Problem statement:
Could you output each line of the material below as one string in a JSON list, skipping blank lines and leaving out the pictures?

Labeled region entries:

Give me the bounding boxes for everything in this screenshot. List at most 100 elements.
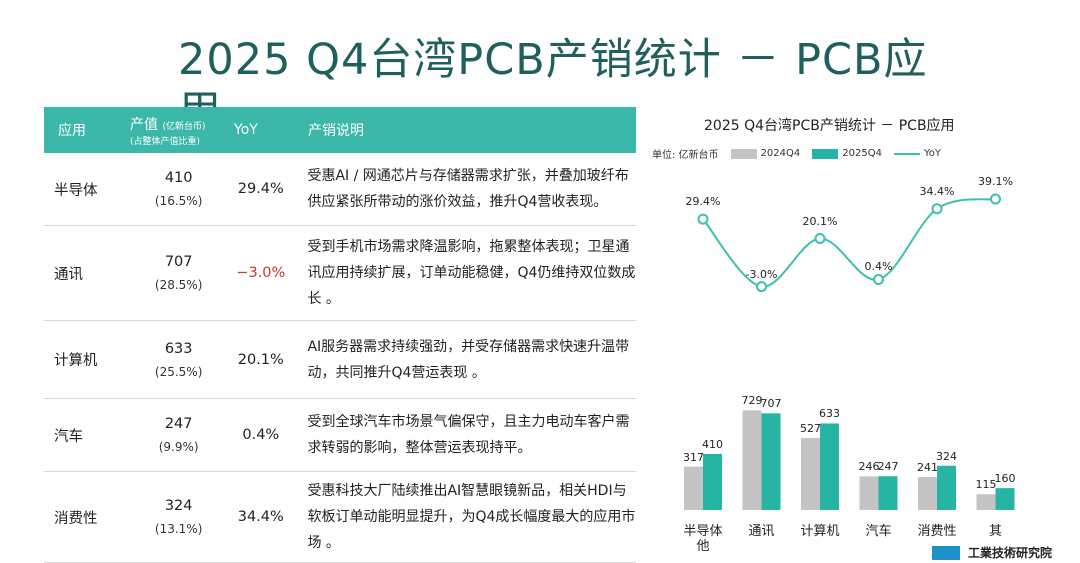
header-app: 应用 [58,123,86,139]
legend-swatch-2024q4 [730,148,757,159]
category-label: 消费性 [917,524,957,539]
row-share: (25.5%) [154,364,203,379]
yoy-point [814,233,826,245]
legend-label-2025q4: 2025Q4 [842,148,882,159]
row-value: 707 [164,254,193,270]
row-value: 247 [164,416,193,432]
table-header: 应用 产值 (亿新台币) (占整体产值比重) YoY 产销说明 [44,107,636,153]
legend-swatch-2025q4 [812,148,839,159]
bar-2025q4 [703,453,722,510]
bar-value-label: 527 [800,421,821,435]
bar-value-label: 324 [936,449,957,463]
row-value-cell: 707 (28.5%) [135,226,222,320]
bar-value-label: 317 [683,450,704,464]
bar-2024q4 [859,476,879,510]
bar-value-label: 729 [741,394,763,408]
header-value-share: (占整体产值比重) [130,136,201,147]
row-yoy: 20.1% [237,351,284,368]
header-value: 产值 (亿新台币) (占整体产值比重) [128,114,234,147]
row-desc: 受到全球汽车市场景气偏保守，且主力电动车客户需求转弱的影响，整体营运表现持平。 [307,414,630,456]
bar-value-label: 633 [819,407,840,421]
row-share: (9.9%) [158,440,199,454]
table-row: 半导体 410 (16.5%) 29.4% 受惠AI / 网通芯片与存储器需求扩… [44,153,636,226]
header-yoy: YoY [234,122,258,138]
yoy-point [756,281,767,293]
row-desc: AI服务器需求持续强劲，并受存储器需求快速升温带动，共同推升Q4营运表现 。 [307,338,630,381]
table-row: 计算机 633 (25.5%) 20.1% AI服务器需求持续强劲，并受存储器需… [44,321,636,399]
row-yoy: 34.4% [237,509,284,525]
row-app: 汽车 [54,428,83,445]
logo: 工業技術研究院 [932,544,1052,561]
logo-text: 工業技術研究院 [968,546,1053,560]
category-label: 汽车 [865,524,892,539]
bar-2025q4 [820,423,839,510]
row-share: (13.1%) [154,522,203,536]
bar-2025q4 [937,465,956,510]
pcb-application-chart: 2025 Q4台湾PCB产销统计 － PCB应用 单位: 亿新台币 2024Q4… [646,100,1080,562]
yoy-point [931,203,943,215]
header-desc: 产销说明 [308,123,364,139]
row-value-cell: 410 (16.5%) [135,153,222,225]
chart-legend: 单位: 亿新台币 2024Q4 2025Q4 YoY [652,146,953,161]
bar-value-label: 410 [702,437,723,451]
bar-2024q4 [976,494,996,510]
row-desc: 受到手机市场需求降温影响，拖累整体表现；卫星通讯应用持续扩展，订单动能稳健，Q4… [307,239,636,307]
yoy-point [990,193,1001,205]
yoy-value-label: 34.4% [919,184,955,198]
bar-value-label: 241 [917,461,938,475]
bar-value-label: 160 [994,472,1016,486]
legend-item-2024q4: 2024Q4 [730,148,800,159]
legend-label-yoy: YoY [923,148,941,159]
bar-value-label: 246 [858,460,880,474]
row-value-cell: 247 (9.9%) [135,399,222,471]
row-value-cell: 633 (25.5%) [135,321,222,398]
row-share: (28.5%) [154,278,203,292]
bar-value-label: 707 [760,397,782,411]
table-row: 通讯 707 (28.5%) −3.0% 受到手机市场需求降温影响，拖累整体表现… [44,226,636,321]
row-value: 324 [164,498,193,514]
bar-value-label: 247 [877,460,899,474]
legend-item-2025q4: 2025Q4 [812,148,882,159]
bar-2024q4 [801,437,820,510]
row-value: 633 [164,340,193,357]
chart-svg [684,193,1015,510]
table-row: 消费性 324 (13.1%) 34.4% 受惠科技大厂陆续推出AI智慧眼镜新品… [44,472,636,563]
row-value: 410 [164,170,193,186]
bar-value-label: 115 [975,478,997,492]
bar-2025q4 [878,476,898,510]
header-value-unit: (亿新台币) [162,121,206,132]
table-row: 汽车 247 (9.9%) 0.4% 受到全球汽车市场景气偏保守，且主力电动车客… [44,399,636,472]
row-yoy: 29.4% [237,181,284,197]
category-label: 通讯 [748,524,775,539]
legend-swatch-yoy [893,152,920,155]
yoy-value-label: 29.4% [685,195,721,209]
unit-label: 单位: 亿新台币 [652,150,719,161]
yoy-value-label: 39.1% [978,175,1013,188]
yoy-value-label: -3.0% [745,267,778,281]
row-app: 计算机 [54,353,98,369]
yoy-point [873,273,884,285]
category-label: 其 [988,524,1002,539]
row-app: 通讯 [54,266,83,283]
bar-2024q4 [742,410,762,510]
yoy-value-label: 0.4% [864,260,893,274]
category-label: 半导体他 [683,524,723,554]
yoy-value-label: 20.1% [802,214,838,228]
row-share: (16.5%) [154,194,203,208]
row-yoy: −3.0% [236,265,286,281]
yoy-point [697,213,709,225]
row-value-cell: 324 (13.1%) [135,472,222,562]
chart-title: 2025 Q4台湾PCB产销统计 － PCB应用 [704,118,955,134]
row-yoy: 0.4% [242,427,280,443]
bar-2024q4 [918,477,937,510]
bar-2024q4 [684,466,703,510]
header-value-main: 产值 [130,116,158,133]
logo-icon [932,545,960,560]
bar-2025q4 [995,488,1015,510]
legend-item-yoy: YoY [893,148,941,159]
row-app: 消费性 [54,510,98,527]
row-app: 半导体 [54,182,98,199]
category-label: 计算机 [800,524,840,539]
row-desc: 受惠科技大厂陆续推出AI智慧眼镜新品，相关HDI与软板订单动能明显提升，为Q4成… [307,483,636,551]
statistics-table: 应用 产值 (亿新台币) (占整体产值比重) YoY 产销说明 半导体 410 … [44,107,636,563]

Expected answer:
[
  "Give me the bounding boxes for everything in this screenshot. List at most 100 elements.",
  "header-app: 应用 [58,123,86,139]",
  "legend-swatch-2024q4 [730,148,757,159]",
  "category-label: 消费性 [917,524,957,539]",
  "row-share: (25.5%) [154,364,203,379]",
  "yoy-point [814,233,826,245]",
  "legend-label-2025q4: 2025Q4 [842,148,882,159]",
  "row-value: 707 [164,254,193,270]",
  "row-value: 247 [164,416,193,432]",
  "table-header: 应用 产值 (亿新台币) (占整体产值比重) YoY 产销说明 [44,107,636,153]",
  "legend-swatch-2025q4 [812,148,839,159]",
  "bar-2025q4 [703,453,722,510]",
  "bar-value-label: 527 [800,421,821,435]",
  "bar-value-label: 324 [936,449,957,463]",
  "row-value-cell: 707 (28.5%) [135,226,222,320]",
  "bar-value-label: 317 [683,450,704,464]",
  "bar-2024q4 [859,476,879,510]",
  "bar-value-label: 729 [741,394,763,408]",
  "header-value-share: (占整体产值比重) [130,136,201,147]",
  "row-yoy: 20.1% [237,351,284,368]",
  "header-value: 产值 (亿新台币) (占整体产值比重) [128,114,234,147]",
  "row-desc: 受到全球汽车市场景气偏保守，且主力电动车客户需求转弱的影响，整体营运表现持平。 [307,414,630,456]",
  "bar-value-label: 633 [819,407,840,421]",
  "row-share: (9.9%) [158,440,199,454]",
  "table-row: 半导体 410 (16.5%) 29.4% 受惠AI / 网通芯片与存储器需求扩… [44,153,636,226]",
  "header-yoy: YoY [234,122,258,138]",
  "yoy-point [756,281,767,293]",
  "row-desc: AI服务器需求持续强劲，并受存储器需求快速升温带动，共同推升Q4营运表现 。 [307,338,630,381]",
  "table-row: 计算机 633 (25.5%) 20.1% AI服务器需求持续强劲，并受存储器需… [44,321,636,399]",
  "row-yoy: 34.4% [237,509,284,525]",
  "row-app: 汽车 [54,428,83,445]",
  "logo: 工業技術研究院 [932,544,1052,561]",
  "logo-text: 工業技術研究院 [968,546,1053,560]",
  "category-label: 汽车 [865,524,892,539]",
  "bar-2025q4 [820,423,839,510]",
  "row-share: (13.1%) [154,522,203,536]",
  "bar-2025q4 [937,465,956,510]",
  "pcb-application-chart: 2025 Q4台湾PCB产销统计 － PCB应用 单位: 亿新台币 2024Q4… [646,100,1080,562]",
  "yoy-point [931,203,943,215]",
  "header-desc: 产销说明 [308,123,364,139]",
  "row-value-cell: 410 (16.5%) [135,153,222,225]",
  "chart-legend: 单位: 亿新台币 2024Q4 2025Q4 YoY [652,146,953,161]",
  "bar-value-label: 410 [702,437,723,451]",
  "bar-2024q4 [976,494,996,510]",
  "row-desc: 受到手机市场需求降温影响，拖累整体表现；卫星通讯应用持续扩展，订单动能稳健，Q4… [307,239,636,307]",
  "yoy-point [990,193,1001,205]",
  "yoy-value-label: 34.4% [919,184,955,198]",
  "bar-value-label: 241 [917,461,938,475]",
  "bar-value-label: 160 [994,472,1016,486]",
  "legend-item-2024q4: 2024Q4 [730,148,800,159]",
  "legend-label-yoy: YoY [923,148,941,159]",
  "bar-value-label: 246 [858,460,880,474]",
  "row-value-cell: 247 (9.9%) [135,399,222,471]",
  "row-value-cell: 633 (25.5%) [135,321,222,398]",
  "row-share: (28.5%) [154,278,203,292]",
  "bar-value-label: 707 [760,397,782,411]",
  "table-row: 通讯 707 (28.5%) −3.0% 受到手机市场需求降温影响，拖累整体表现… [44,226,636,321]",
  "row-value: 324 [164,498,193,514]",
  "bar-value-label: 247 [877,460,899,474]",
  "legend-item-2025q4: 2025Q4 [812,148,882,159]",
  "bar-2024q4 [801,437,820,510]",
  "row-value: 633 [164,340,193,357]",
  "chart-svg [684,193,1015,510]",
  "table-row: 消费性 324 (13.1%) 34.4% 受惠科技大厂陆续推出AI智慧眼镜新品… [44,472,636,563]",
  "row-value: 410 [164,170,193,186]",
  "bar-value-label: 115 [975,478,997,492]",
  "bar-2025q4 [878,476,898,510]",
  "header-value-unit: (亿新台币) [162,121,206,132]",
  "table-row: 汽车 247 (9.9%) 0.4% 受到全球汽车市场景气偏保守，且主力电动车客… [44,399,636,472]",
  "row-yoy: 29.4% [237,181,284,197]",
  "category-label: 通讯 [748,524,775,539]",
  "legend-swatch-yoy [893,152,920,155]",
  "yoy-value-label: 29.4% [685,195,721,209]",
  "unit-label: 单位: 亿新台币 [652,150,719,161]",
  "yoy-value-label: 39.1% [978,175,1013,188]",
  "yoy-value-label: -3.0% [745,267,778,281]",
  "row-app: 计算机 [54,353,98,369]",
  "yoy-point [873,273,884,285]",
  "category-label: 其 [988,524,1002,539]",
  "row-app: 通讯 [54,266,83,283]",
  "bar-2024q4 [742,410,762,510]",
  "yoy-value-label: 0.4% [864,260,893,274]",
  "category-label: 半导体他 [683,524,723,554]",
  "yoy-value-label: 20.1% [802,214,838,228]",
  "row-share: (16.5%) [154,194,203,208]",
  "row-yoy: −3.0% [236,265,286,281]",
  "yoy-point [697,213,709,225]",
  "row-value-cell: 324 (13.1%) [135,472,222,562]",
  "chart-title: 2025 Q4台湾PCB产销统计 － PCB应用 [704,118,955,134]",
  "row-yoy: 0.4% [242,427,280,443]",
  "bar-2024q4 [918,477,937,510]",
  "bar-2024q4 [684,466,703,510]",
  "header-value-main: 产值 [130,116,158,133]",
  "logo-icon [932,545,960,560]",
  "bar-2025q4 [995,488,1015,510]",
  "legend-item-yoy: YoY [893,148,941,159]",
  "row-app: 消费性 [54,510,98,527]",
  "row-app: 半导体 [54,182,98,199]",
  "category-label: 计算机 [800,524,840,539]",
  "row-desc: 受惠科技大厂陆续推出AI智慧眼镜新品，相关HDI与软板订单动能明显提升，为Q4成… [307,483,636,551]",
  "statistics-table: 应用 产值 (亿新台币) (占整体产值比重) YoY 产销说明 半导体 410 … [44,107,636,563]"
]